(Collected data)
===

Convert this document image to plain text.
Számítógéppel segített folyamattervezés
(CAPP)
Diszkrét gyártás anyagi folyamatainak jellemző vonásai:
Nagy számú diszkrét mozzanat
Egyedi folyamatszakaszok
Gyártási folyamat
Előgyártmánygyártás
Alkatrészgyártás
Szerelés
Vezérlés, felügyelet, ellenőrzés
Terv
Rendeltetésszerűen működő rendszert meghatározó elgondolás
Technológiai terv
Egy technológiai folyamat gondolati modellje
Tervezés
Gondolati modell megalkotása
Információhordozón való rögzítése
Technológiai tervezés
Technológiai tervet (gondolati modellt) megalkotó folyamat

===

-- Instructions for the task --
Make an exact copy of all the data.

-- The reply --
Convert this document image to plain text.
Számítógéppel segített folyamattervezés
(CAPP)
Diszkrét gyártás anyagi folyamatainak jellemző vonásai:
Nagy számú diszkrét mozzanat
Egyedi folyamatszakaszok
Gyártási folyamat
Előgyártmánygyártás
Alkatrészgyártás
Szerelés
Vezérlés, felügyelet, ellenőrzés
Terv
Rendeltetésszerűen működő rendszert meghatározó elgondolás
Technológiai terv
Egy technológiai folyamat gondolati modellje
Tervezés
Gondolati modell megalkotása
Információhordozón való rögzítése
Technológiai tervezés
Technológiai tervet (gondolati modellt) megalkotó folyamat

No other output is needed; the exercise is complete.